-- Begin --
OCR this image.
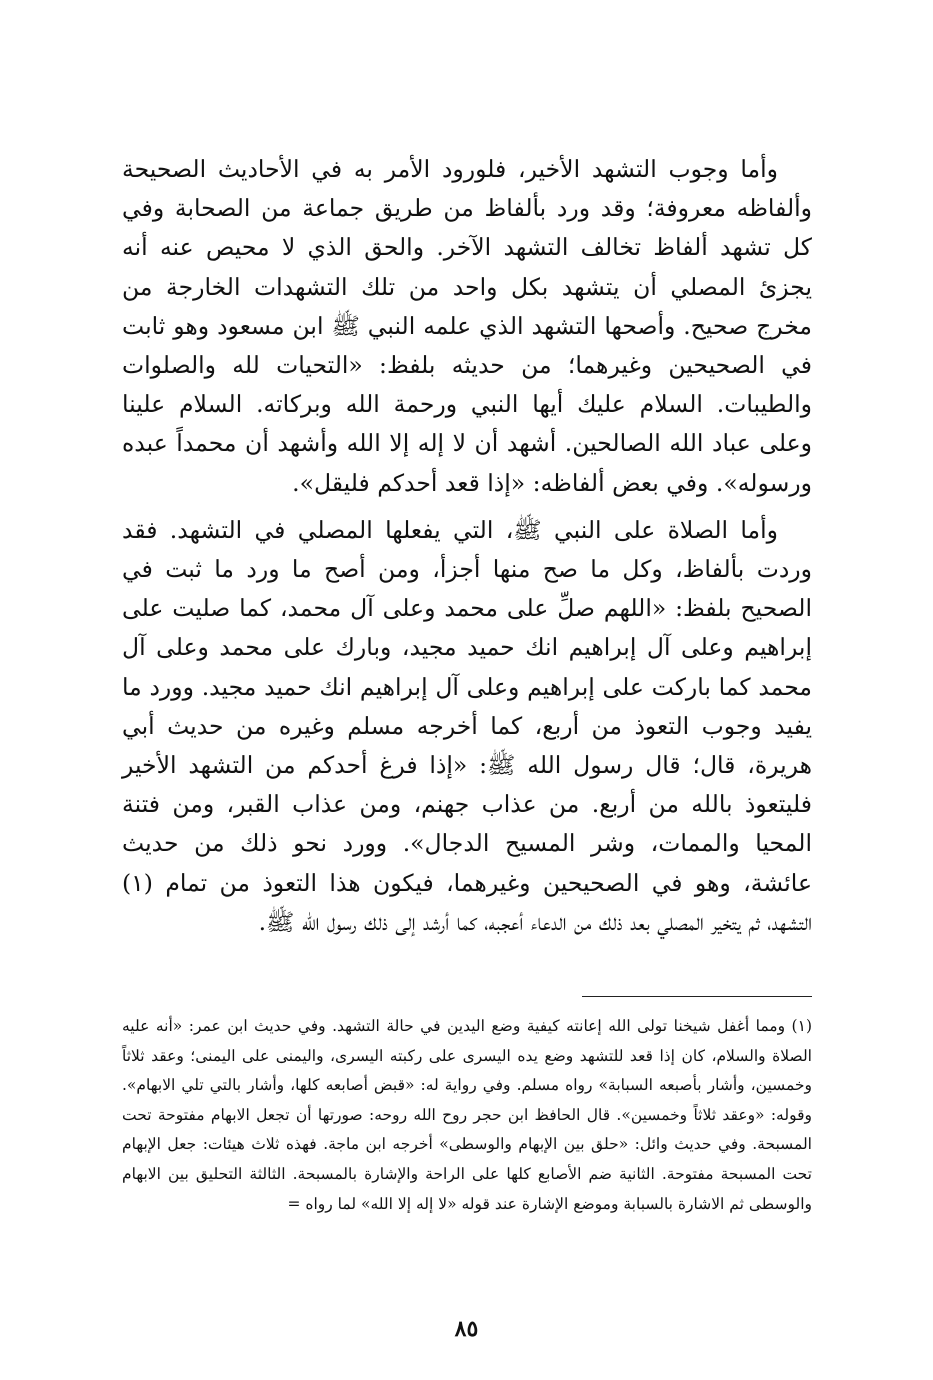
وأما وجوب التشهد الأخير، فلورود الأمر به في الأحاديث الصحيحة وألفاظه معروفة؛ وقد ورد بألفاظ من طريق جماعة من الصحابة وفي كل تشهد ألفاظ تخالف التشهد الآخر. والحق الذي لا محيص عنه أنه يجزئ المصلي أن يتشهد بكل واحد من تلك التشهدات الخارجة من مخرج صحيح. وأصحها التشهد الذي علمه النبي ﷺ ابن مسعود وهو ثابت في الصحيحين وغيرهما؛ من حديثه بلفظ: «التحيات لله والصلوات والطيبات. السلام عليك أيها النبي ورحمة الله وبركاته. السلام علينا وعلى عباد الله الصالحين. أشهد أن لا إله إلا الله وأشهد أن محمداً عبده ورسوله». وفي بعض ألفاظه: «إذا قعد أحدكم فليقل».

وأما الصلاة على النبي ﷺ، التي يفعلها المصلي في التشهد. فقد وردت بألفاظ، وكل ما صح منها أجزأ، ومن أصح ما ورد ما ثبت في الصحيح بلفظ: «اللهم صلِّ على محمد وعلى آل محمد، كما صليت على إبراهيم وعلى آل إبراهيم انك حميد مجيد، وبارك على محمد وعلى آل محمد كما باركت على إبراهيم وعلى آل إبراهيم انك حميد مجيد. وورد ما يفيد وجوب التعوذ من أربع، كما أخرجه مسلم وغيره من حديث أبي هريرة، قال؛ قال رسول الله ﷺ: «إذا فرغ أحدكم من التشهد الأخير فليتعوذ بالله من أربع. من عذاب جهنم، ومن عذاب القبر، ومن فتنة المحيا والممات، وشر المسيح الدجال». وورد نحو ذلك من حديث عائشة، وهو في الصحيحين وغيرهما، فيكون هذا التعوذ من تمام (١) التشهد، ثم يتخير المصلي بعد ذلك من الدعاء أعجبه، كما أرشد إلى ذلك رسول الله ﷺ.

(١) ومما أغفل شيخنا تولى الله إعانته كيفية وضع اليدين في حالة التشهد. وفي حديث ابن عمر: «أنه عليه الصلاة والسلام، كان إذا قعد للتشهد وضع يده اليسرى على ركبته اليسرى، واليمنى على اليمنى؛ وعقد ثلاثاً وخمسين، وأشار بأصبعه السبابة» رواه مسلم. وفي رواية له: «قبض أصابعه كلها، وأشار بالتي تلي الابهام». وقوله: «وعقد ثلاثاً وخمسين». قال الحافظ ابن حجر روح الله روحه: صورتها أن تجعل الابهام مفتوحة تحت المسبحة. وفي حديث وائل: «حلق بين الإبهام والوسطى» أخرجه ابن ماجة. فهذه ثلاث هيئات: جعل الإبهام تحت المسبحة مفتوحة. الثانية ضم الأصابع كلها على الراحة والإشارة بالمسبحة. الثالثة التحليق بين الابهام والوسطى ثم الاشارة بالسبابة وموضع الإشارة عند قوله «لا إله إلا الله» لما رواه =

٨٥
-- End --
◆ EXERCISE:
Gather from the data above every line with the string "النبي".

◆ SOLUTION TO THIS PROBLEM:
وأما وجوب التشهد الأخير، فلورود الأمر به في الأحاديث الصحيحة وألفاظه معروفة؛ وقد ورد بألفاظ من طريق جماعة من الصحابة وفي كل تشهد ألفاظ تخالف التشهد الآخر. والحق الذي لا محيص عنه أنه يجزئ المصلي أن يتشهد بكل واحد من تلك التشهدات الخارجة من مخرج صحيح. وأصحها التشهد الذي علمه النبي ﷺ ابن مسعود وهو ثابت في الصحيحين وغيرهما؛ من حديثه بلفظ: «التحيات لله والصلوات والطيبات. السلام عليك أيها النبي ورحمة الله وبركاته. السلام علينا وعلى عباد الله الصالحين. أشهد أن لا إله إلا الله وأشهد أن محمداً عبده ورسوله». وفي بعض ألفاظه: «إذا قعد أحدكم فليقل».
وأما الصلاة على النبي ﷺ، التي يفعلها المصلي في التشهد. فقد وردت بألفاظ، وكل ما صح منها أجزأ، ومن أصح ما ورد ما ثبت في الصحيح بلفظ: «اللهم صلِّ على محمد وعلى آل محمد، كما صليت على إبراهيم وعلى آل إبراهيم انك حميد مجيد، وبارك على محمد وعلى آل محمد كما باركت على إبراهيم وعلى آل إبراهيم انك حميد مجيد. وورد ما يفيد وجوب التعوذ من أربع، كما أخرجه مسلم وغيره من حديث أبي هريرة، قال؛ قال رسول الله ﷺ: «إذا فرغ أحدكم من التشهد الأخير فليتعوذ بالله من أربع. من عذاب جهنم، ومن عذاب القبر، ومن فتنة المحيا والممات، وشر المسيح الدجال». وورد نحو ذلك من حديث عائشة، وهو في الصحيحين وغيرهما، فيكون هذا التعوذ من تمام (١) التشهد، ثم يتخير المصلي بعد ذلك من الدعاء أعجبه، كما أرشد إلى ذلك رسول الله ﷺ.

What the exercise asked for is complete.